■ PROBLEM STATEMENT
Tally the lines of the listing that contain the word "name", then give the total and nothing else.

(Records from a dataset)
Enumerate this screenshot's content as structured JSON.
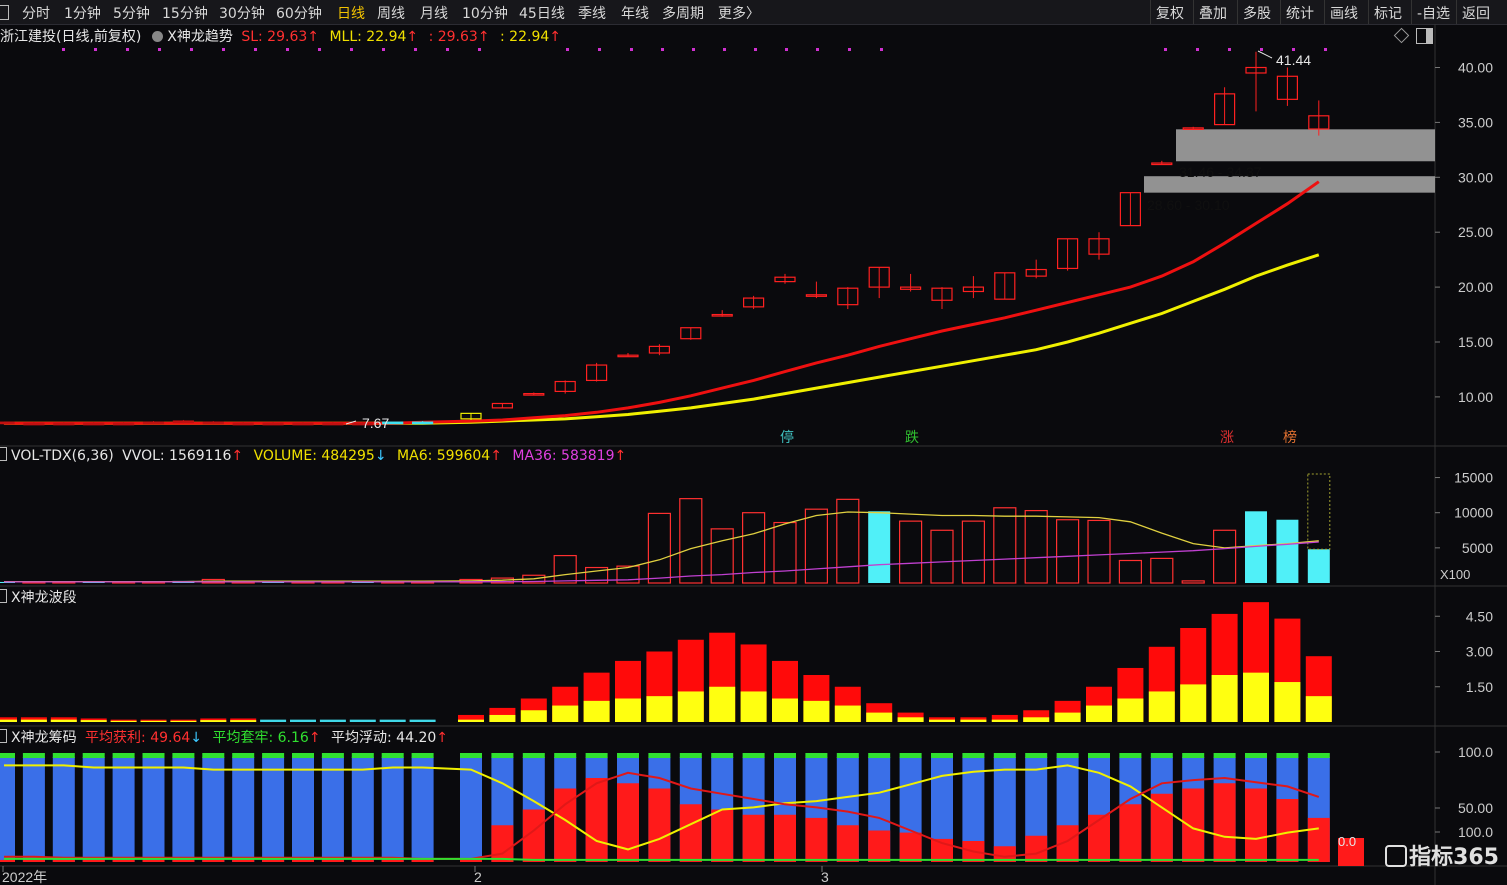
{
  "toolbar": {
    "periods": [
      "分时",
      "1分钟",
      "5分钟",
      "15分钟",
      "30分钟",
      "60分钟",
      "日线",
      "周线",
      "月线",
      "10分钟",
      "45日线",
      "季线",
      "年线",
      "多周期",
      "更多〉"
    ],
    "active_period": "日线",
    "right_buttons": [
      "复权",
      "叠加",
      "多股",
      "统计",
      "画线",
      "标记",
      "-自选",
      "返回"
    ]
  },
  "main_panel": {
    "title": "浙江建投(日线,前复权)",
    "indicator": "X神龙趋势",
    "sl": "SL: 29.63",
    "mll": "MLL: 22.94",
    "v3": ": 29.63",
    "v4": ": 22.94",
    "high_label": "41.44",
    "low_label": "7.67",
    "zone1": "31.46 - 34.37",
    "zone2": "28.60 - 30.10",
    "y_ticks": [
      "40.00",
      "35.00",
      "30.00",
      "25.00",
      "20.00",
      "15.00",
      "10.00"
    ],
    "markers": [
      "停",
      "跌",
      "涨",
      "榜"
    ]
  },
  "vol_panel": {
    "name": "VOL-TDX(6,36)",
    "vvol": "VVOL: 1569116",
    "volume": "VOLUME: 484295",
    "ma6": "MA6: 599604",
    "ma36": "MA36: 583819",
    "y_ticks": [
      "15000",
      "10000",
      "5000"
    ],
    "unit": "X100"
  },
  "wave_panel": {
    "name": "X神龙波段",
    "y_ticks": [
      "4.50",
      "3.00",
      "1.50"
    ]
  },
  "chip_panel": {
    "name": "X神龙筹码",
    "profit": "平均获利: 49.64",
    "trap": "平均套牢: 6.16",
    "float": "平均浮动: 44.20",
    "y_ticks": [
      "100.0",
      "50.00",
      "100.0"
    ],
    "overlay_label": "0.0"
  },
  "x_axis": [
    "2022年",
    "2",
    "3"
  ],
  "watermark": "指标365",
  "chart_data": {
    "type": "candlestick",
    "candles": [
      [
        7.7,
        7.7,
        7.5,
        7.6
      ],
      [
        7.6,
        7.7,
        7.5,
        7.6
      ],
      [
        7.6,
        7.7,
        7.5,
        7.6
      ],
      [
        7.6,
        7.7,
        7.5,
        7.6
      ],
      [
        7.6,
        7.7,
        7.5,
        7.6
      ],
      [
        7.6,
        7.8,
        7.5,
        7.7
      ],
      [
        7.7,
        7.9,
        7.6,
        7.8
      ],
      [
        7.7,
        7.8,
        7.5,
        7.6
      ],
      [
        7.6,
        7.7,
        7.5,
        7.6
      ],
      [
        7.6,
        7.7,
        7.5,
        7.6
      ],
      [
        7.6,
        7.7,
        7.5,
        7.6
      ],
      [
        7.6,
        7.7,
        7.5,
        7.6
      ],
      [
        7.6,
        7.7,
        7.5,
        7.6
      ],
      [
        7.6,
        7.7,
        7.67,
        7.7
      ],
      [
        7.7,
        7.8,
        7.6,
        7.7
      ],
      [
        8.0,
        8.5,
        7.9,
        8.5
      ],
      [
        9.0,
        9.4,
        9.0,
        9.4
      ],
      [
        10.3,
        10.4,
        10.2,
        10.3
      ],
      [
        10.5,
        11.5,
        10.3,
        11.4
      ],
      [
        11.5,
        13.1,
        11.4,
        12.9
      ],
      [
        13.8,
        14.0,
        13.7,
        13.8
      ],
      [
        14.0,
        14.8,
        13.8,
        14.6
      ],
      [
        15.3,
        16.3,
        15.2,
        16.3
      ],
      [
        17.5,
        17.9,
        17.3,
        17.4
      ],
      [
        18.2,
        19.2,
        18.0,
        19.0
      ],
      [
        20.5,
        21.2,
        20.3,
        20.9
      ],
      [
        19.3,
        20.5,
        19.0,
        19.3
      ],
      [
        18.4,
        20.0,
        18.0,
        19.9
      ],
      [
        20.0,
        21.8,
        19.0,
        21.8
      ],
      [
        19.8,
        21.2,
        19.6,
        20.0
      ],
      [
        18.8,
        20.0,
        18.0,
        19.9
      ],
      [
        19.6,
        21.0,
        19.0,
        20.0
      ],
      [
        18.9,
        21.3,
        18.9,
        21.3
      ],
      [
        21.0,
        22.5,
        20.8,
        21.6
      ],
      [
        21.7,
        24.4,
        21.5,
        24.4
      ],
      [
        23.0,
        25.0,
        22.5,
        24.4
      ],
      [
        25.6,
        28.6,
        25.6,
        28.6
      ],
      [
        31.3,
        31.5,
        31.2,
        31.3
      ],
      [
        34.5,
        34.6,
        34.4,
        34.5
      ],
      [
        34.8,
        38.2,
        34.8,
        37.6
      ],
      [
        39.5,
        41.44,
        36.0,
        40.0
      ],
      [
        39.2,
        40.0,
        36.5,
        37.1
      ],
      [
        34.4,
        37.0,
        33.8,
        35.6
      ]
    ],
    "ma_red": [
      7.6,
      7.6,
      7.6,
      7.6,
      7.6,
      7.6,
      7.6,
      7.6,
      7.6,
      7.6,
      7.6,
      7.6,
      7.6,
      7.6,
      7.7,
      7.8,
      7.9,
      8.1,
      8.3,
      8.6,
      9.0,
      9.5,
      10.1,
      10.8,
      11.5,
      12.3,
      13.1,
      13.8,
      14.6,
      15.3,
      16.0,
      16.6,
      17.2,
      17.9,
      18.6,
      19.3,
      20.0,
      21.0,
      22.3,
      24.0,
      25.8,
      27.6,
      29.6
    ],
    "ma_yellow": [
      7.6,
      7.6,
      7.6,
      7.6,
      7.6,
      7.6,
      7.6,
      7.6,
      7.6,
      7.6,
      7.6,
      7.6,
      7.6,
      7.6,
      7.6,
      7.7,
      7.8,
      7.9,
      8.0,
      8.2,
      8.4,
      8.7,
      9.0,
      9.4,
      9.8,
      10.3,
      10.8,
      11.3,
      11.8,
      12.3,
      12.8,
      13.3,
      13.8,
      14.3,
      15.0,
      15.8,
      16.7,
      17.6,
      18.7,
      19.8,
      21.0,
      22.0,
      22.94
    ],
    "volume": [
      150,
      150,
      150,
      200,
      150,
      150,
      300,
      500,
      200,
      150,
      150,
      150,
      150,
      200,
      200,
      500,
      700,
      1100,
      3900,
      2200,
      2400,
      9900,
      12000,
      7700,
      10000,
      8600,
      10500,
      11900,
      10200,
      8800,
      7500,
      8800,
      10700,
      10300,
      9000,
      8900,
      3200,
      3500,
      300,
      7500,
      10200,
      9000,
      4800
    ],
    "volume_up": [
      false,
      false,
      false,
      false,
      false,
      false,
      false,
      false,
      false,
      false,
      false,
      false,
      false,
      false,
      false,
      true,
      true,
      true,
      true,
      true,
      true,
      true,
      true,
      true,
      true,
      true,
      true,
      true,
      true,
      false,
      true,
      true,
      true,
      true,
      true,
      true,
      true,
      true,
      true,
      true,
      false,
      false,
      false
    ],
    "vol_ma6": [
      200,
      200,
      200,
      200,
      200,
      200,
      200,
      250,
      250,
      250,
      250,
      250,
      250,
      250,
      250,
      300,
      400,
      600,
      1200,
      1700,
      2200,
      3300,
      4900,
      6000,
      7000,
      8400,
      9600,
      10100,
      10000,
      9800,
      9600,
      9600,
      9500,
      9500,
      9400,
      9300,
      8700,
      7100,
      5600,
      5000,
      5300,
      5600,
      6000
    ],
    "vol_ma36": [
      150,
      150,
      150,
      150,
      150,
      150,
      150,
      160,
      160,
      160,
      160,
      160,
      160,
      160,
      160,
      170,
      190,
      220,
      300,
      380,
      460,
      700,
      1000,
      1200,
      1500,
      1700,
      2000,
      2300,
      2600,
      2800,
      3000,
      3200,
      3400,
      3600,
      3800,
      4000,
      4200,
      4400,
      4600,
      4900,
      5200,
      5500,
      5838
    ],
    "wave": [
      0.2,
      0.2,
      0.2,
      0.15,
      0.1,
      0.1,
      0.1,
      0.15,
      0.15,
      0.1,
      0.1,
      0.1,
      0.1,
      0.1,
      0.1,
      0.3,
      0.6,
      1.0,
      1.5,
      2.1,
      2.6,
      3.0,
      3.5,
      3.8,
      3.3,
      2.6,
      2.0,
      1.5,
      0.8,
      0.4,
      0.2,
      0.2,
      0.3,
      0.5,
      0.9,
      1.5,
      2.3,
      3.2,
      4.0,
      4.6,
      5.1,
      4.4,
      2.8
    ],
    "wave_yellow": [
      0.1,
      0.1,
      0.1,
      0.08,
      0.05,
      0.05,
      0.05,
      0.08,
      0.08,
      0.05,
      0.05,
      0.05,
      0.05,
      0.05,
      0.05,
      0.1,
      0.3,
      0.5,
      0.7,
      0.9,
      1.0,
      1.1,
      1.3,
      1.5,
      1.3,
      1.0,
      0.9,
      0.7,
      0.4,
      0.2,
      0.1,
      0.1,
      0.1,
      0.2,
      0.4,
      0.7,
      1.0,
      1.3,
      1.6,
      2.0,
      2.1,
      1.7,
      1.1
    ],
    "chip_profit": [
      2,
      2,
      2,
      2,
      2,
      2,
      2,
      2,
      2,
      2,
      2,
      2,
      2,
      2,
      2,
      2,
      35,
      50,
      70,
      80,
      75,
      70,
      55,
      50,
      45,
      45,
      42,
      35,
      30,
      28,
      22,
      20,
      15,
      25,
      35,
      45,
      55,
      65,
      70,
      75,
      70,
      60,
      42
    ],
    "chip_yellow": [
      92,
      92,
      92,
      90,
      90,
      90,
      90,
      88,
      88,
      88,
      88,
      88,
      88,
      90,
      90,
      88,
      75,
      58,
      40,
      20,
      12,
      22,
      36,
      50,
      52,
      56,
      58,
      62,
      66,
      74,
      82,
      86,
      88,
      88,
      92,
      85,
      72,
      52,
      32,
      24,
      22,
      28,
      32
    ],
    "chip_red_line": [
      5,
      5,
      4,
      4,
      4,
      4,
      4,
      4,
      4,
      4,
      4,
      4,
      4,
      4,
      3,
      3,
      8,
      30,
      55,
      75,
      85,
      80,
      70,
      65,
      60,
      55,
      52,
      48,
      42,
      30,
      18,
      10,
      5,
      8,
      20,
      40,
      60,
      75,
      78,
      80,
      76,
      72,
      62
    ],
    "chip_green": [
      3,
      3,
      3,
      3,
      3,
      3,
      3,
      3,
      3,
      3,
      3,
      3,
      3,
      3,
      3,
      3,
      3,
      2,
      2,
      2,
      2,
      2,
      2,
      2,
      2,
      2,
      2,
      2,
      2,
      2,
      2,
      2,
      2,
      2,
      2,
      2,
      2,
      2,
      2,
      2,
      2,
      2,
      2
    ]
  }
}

■ EXPECTED ANSWER
3